[PROBLEM DETAILS]
Return every record verbatim.

[Extracted records]

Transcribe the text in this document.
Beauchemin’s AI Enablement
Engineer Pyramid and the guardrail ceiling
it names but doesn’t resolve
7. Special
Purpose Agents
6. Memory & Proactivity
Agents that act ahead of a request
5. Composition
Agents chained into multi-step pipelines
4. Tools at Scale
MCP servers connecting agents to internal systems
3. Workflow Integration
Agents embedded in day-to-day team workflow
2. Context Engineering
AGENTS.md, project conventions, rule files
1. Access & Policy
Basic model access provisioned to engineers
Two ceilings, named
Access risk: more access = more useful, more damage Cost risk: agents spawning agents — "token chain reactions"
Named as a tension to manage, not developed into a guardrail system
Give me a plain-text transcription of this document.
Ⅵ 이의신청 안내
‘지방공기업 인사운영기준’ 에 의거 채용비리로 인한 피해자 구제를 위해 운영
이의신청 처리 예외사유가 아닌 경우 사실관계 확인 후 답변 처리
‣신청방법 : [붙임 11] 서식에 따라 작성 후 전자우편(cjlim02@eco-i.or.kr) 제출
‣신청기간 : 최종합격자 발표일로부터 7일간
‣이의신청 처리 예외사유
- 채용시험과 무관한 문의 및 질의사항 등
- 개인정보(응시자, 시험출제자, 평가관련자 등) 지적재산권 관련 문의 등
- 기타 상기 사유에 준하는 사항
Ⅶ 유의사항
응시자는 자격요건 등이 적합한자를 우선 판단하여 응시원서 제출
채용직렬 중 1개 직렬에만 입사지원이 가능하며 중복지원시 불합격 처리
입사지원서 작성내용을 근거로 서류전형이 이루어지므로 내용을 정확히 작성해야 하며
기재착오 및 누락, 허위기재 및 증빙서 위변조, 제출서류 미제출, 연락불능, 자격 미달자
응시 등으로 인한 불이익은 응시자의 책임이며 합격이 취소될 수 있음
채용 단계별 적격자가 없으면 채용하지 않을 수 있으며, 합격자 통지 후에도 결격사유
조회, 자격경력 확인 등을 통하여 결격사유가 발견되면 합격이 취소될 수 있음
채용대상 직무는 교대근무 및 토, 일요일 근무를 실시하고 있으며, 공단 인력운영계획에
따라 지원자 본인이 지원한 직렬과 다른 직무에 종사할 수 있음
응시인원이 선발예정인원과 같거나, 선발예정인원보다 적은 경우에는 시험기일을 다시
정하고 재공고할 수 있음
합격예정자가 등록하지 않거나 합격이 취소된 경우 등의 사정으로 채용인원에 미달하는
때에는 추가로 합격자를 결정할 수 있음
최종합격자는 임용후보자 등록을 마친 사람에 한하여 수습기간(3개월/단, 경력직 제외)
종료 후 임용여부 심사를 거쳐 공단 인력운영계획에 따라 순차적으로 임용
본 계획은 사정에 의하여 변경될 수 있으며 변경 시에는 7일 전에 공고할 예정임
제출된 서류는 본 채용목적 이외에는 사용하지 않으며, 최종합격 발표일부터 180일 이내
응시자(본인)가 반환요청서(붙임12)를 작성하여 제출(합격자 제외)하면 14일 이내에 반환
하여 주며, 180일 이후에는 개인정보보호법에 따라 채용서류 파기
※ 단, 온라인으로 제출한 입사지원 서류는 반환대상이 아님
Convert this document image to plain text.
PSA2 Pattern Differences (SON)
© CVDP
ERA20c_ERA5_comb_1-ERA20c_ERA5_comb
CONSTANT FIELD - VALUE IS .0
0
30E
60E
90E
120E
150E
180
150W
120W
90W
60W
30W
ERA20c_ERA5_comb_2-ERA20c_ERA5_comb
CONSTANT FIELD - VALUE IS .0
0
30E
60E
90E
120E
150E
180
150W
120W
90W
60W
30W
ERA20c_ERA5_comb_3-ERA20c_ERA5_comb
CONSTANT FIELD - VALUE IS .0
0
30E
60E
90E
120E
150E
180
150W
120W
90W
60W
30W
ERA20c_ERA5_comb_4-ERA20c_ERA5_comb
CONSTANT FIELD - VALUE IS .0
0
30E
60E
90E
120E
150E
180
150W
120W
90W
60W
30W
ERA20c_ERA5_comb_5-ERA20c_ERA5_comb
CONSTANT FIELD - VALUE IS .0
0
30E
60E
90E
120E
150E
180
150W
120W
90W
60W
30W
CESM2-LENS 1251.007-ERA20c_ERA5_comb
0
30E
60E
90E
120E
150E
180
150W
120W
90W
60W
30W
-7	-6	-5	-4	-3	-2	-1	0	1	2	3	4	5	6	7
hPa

[SOLUTION]
Transcribe the text in this document.
Beauchemin’s AI Enablement
Engineer Pyramid and the guardrail ceiling
it names but doesn’t resolve
7. Special
Purpose Agents
6. Memory & Proactivity
Agents that act ahead of a request
5. Composition
Agents chained into multi-step pipelines
4. Tools at Scale
MCP servers connecting agents to internal systems
3. Workflow Integration
Agents embedded in day-to-day team workflow
2. Context Engineering
AGENTS.md, project conventions, rule files
1. Access & Policy
Basic model access provisioned to engineers
Two ceilings, named
Access risk: more access = more useful, more damage Cost risk: agents spawning agents — "token chain reactions"
Named as a tension to manage, not developed into a guardrail system
Give me a plain-text transcription of this document.
Ⅵ 이의신청 안내
‘지방공기업 인사운영기준’ 에 의거 채용비리로 인한 피해자 구제를 위해 운영
이의신청 처리 예외사유가 아닌 경우 사실관계 확인 후 답변 처리
‣신청방법 : [붙임 11] 서식에 따라 작성 후 전자우편(cjlim02@eco-i.or.kr) 제출
‣신청기간 : 최종합격자 발표일로부터 7일간
‣이의신청 처리 예외사유
- 채용시험과 무관한 문의 및 질의사항 등
- 개인정보(응시자, 시험출제자, 평가관련자 등) 지적재산권 관련 문의 등
- 기타 상기 사유에 준하는 사항
Ⅶ 유의사항
응시자는 자격요건 등이 적합한자를 우선 판단하여 응시원서 제출
채용직렬 중 1개 직렬에만 입사지원이 가능하며 중복지원시 불합격 처리
입사지원서 작성내용을 근거로 서류전형이 이루어지므로 내용을 정확히 작성해야 하며
기재착오 및 누락, 허위기재 및 증빙서 위변조, 제출서류 미제출, 연락불능, 자격 미달자
응시 등으로 인한 불이익은 응시자의 책임이며 합격이 취소될 수 있음
채용 단계별 적격자가 없으면 채용하지 않을 수 있으며, 합격자 통지 후에도 결격사유
조회, 자격경력 확인 등을 통하여 결격사유가 발견되면 합격이 취소될 수 있음
채용대상 직무는 교대근무 및 토, 일요일 근무를 실시하고 있으며, 공단 인력운영계획에
따라 지원자 본인이 지원한 직렬과 다른 직무에 종사할 수 있음
응시인원이 선발예정인원과 같거나, 선발예정인원보다 적은 경우에는 시험기일을 다시
정하고 재공고할 수 있음
합격예정자가 등록하지 않거나 합격이 취소된 경우 등의 사정으로 채용인원에 미달하는
때에는 추가로 합격자를 결정할 수 있음
최종합격자는 임용후보자 등록을 마친 사람에 한하여 수습기간(3개월/단, 경력직 제외)
종료 후 임용여부 심사를 거쳐 공단 인력운영계획에 따라 순차적으로 임용
본 계획은 사정에 의하여 변경될 수 있으며 변경 시에는 7일 전에 공고할 예정임
제출된 서류는 본 채용목적 이외에는 사용하지 않으며, 최종합격 발표일부터 180일 이내
응시자(본인)가 반환요청서(붙임12)를 작성하여 제출(합격자 제외)하면 14일 이내에 반환
하여 주며, 180일 이후에는 개인정보보호법에 따라 채용서류 파기
※ 단, 온라인으로 제출한 입사지원 서류는 반환대상이 아님
Convert this document image to plain text.
PSA2 Pattern Differences (SON)
© CVDP
ERA20c_ERA5_comb_1-ERA20c_ERA5_comb
CONSTANT FIELD - VALUE IS .0
0
30E
60E
90E
120E
150E
180
150W
120W
90W
60W
30W
ERA20c_ERA5_comb_2-ERA20c_ERA5_comb
CONSTANT FIELD - VALUE IS .0
0
30E
60E
90E
120E
150E
180
150W
120W
90W
60W
30W
ERA20c_ERA5_comb_3-ERA20c_ERA5_comb
CONSTANT FIELD - VALUE IS .0
0
30E
60E
90E
120E
150E
180
150W
120W
90W
60W
30W
ERA20c_ERA5_comb_4-ERA20c_ERA5_comb
CONSTANT FIELD - VALUE IS .0
0
30E
60E
90E
120E
150E
180
150W
120W
90W
60W
30W
ERA20c_ERA5_comb_5-ERA20c_ERA5_comb
CONSTANT FIELD - VALUE IS .0
0
30E
60E
90E
120E
150E
180
150W
120W
90W
60W
30W
CESM2-LENS 1251.007-ERA20c_ERA5_comb
0
30E
60E
90E
120E
150E
180
150W
120W
90W
60W
30W
-7	-6	-5	-4	-3	-2	-1	0	1	2	3	4	5	6	7
hPa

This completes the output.